--- BEGIN MATERIAL ---

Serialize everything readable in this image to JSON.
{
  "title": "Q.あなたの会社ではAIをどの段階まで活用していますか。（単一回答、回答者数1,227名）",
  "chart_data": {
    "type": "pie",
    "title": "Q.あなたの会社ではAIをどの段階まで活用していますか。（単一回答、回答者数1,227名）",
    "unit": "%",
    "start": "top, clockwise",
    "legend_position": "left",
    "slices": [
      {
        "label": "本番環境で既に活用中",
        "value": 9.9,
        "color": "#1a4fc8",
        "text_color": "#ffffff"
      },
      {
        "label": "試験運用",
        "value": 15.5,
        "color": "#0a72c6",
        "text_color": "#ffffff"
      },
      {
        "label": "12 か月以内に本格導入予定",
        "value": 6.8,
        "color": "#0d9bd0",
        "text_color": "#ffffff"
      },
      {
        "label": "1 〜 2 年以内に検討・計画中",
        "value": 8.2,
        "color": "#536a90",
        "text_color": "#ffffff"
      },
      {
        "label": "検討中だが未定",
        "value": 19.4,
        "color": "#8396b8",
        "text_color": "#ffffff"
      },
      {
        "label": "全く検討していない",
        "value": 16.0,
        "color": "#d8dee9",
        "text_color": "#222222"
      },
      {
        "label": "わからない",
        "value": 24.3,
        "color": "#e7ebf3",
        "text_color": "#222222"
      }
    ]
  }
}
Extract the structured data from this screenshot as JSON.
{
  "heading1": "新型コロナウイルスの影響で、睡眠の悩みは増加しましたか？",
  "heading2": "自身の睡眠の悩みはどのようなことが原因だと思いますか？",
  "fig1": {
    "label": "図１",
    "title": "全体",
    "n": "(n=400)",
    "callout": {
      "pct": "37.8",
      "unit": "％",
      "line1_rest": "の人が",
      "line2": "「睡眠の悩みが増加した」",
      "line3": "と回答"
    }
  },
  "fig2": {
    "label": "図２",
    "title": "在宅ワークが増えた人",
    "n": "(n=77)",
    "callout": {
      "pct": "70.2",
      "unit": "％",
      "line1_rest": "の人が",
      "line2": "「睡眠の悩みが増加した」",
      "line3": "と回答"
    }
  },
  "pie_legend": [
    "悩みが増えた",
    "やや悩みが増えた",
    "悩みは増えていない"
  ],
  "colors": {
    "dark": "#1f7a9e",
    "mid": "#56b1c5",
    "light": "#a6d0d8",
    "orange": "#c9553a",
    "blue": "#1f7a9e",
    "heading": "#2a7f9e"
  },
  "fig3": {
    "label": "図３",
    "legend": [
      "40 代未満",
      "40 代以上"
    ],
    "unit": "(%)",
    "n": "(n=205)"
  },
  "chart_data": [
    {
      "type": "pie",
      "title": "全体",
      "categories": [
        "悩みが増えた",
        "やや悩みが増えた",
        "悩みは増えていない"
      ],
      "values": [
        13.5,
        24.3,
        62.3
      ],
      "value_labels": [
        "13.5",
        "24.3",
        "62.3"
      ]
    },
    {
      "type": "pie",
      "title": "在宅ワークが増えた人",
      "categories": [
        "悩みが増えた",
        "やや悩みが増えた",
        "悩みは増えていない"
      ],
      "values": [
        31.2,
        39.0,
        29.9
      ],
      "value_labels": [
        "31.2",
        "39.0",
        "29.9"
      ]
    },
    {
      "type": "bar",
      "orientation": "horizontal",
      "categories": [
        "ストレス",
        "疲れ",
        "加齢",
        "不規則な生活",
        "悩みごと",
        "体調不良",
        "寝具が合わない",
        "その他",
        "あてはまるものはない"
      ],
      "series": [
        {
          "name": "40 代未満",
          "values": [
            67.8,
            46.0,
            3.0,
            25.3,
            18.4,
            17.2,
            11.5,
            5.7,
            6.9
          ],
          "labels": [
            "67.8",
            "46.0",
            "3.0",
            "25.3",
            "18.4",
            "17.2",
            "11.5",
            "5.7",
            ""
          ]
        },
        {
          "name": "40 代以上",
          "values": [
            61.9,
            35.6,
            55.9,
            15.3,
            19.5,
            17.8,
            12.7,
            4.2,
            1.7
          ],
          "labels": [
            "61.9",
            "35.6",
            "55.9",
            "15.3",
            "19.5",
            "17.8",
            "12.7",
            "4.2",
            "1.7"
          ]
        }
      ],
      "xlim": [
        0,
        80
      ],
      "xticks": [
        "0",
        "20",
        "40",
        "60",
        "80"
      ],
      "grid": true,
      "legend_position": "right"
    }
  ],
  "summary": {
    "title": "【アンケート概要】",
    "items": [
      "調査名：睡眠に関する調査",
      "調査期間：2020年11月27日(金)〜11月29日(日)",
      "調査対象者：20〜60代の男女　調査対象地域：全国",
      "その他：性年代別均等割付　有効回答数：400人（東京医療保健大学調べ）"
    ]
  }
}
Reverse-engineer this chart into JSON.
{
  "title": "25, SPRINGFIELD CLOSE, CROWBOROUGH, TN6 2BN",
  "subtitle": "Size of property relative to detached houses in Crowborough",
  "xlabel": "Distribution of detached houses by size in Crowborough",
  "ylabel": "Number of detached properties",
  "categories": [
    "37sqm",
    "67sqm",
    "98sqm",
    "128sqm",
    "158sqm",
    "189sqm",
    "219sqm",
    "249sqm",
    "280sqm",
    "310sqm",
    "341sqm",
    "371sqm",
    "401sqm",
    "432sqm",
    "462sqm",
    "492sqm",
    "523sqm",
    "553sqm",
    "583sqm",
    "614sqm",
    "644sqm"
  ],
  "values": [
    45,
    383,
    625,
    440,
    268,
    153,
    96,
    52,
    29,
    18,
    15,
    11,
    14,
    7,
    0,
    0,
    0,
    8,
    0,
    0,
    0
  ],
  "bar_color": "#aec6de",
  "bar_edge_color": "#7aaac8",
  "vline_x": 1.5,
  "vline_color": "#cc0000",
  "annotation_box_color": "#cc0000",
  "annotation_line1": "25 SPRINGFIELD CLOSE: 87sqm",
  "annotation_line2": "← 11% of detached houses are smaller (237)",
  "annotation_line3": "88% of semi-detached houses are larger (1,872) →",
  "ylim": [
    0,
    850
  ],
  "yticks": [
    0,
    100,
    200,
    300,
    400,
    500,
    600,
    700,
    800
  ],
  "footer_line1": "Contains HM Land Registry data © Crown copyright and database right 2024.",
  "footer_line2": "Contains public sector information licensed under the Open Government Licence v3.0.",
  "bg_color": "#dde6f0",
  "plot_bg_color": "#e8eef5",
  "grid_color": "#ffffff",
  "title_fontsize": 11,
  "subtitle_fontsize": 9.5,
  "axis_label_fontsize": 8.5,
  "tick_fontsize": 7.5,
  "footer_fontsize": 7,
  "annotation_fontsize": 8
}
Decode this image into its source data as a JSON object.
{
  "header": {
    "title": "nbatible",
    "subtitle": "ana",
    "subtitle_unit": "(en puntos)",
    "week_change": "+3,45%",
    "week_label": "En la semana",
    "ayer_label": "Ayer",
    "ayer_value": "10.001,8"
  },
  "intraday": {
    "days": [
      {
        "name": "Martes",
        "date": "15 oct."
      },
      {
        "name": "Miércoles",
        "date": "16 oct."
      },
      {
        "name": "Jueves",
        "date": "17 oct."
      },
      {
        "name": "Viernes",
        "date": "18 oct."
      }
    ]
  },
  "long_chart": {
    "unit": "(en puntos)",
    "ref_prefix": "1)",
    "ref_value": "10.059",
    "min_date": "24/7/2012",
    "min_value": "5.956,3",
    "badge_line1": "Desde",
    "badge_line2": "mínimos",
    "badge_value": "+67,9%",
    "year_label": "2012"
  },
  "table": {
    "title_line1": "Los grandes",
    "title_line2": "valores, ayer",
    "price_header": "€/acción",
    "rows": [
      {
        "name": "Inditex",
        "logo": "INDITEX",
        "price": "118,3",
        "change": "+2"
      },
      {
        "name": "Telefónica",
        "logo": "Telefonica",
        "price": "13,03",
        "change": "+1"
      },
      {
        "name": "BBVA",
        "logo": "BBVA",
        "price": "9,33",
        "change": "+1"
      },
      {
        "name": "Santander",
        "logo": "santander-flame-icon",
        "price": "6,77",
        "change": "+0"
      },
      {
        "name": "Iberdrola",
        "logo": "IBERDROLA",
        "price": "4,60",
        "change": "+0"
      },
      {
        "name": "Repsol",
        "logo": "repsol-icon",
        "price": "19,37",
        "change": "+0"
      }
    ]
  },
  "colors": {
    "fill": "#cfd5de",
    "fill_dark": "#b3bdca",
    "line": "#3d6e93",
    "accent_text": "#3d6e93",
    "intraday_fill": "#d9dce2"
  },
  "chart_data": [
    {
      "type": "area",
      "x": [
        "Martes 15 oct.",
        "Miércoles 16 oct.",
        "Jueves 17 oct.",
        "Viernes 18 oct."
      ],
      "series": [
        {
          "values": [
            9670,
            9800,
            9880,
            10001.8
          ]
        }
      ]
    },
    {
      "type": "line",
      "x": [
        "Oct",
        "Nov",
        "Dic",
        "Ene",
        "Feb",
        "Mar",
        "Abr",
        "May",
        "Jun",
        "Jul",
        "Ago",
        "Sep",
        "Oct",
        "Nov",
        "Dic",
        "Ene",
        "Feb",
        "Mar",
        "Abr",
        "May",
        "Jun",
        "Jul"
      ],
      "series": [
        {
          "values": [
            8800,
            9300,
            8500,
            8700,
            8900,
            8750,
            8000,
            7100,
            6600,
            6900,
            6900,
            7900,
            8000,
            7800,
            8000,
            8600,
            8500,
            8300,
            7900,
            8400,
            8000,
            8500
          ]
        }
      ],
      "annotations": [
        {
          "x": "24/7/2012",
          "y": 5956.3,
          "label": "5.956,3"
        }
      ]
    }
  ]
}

--- END MATERIAL ---

[STATED EXERCISE]
Go through the listing above and list every line that has the word "あなたの会社ではAIをどの段階まで活用していますか".

[SOLUTION BELOW]
  "title": "Q.あなたの会社ではAIをどの段階まで活用していますか。（単一回答、回答者数1,227名）",
    "title": "Q.あなたの会社ではAIをどの段階まで活用していますか。（単一回答、回答者数1,227名）",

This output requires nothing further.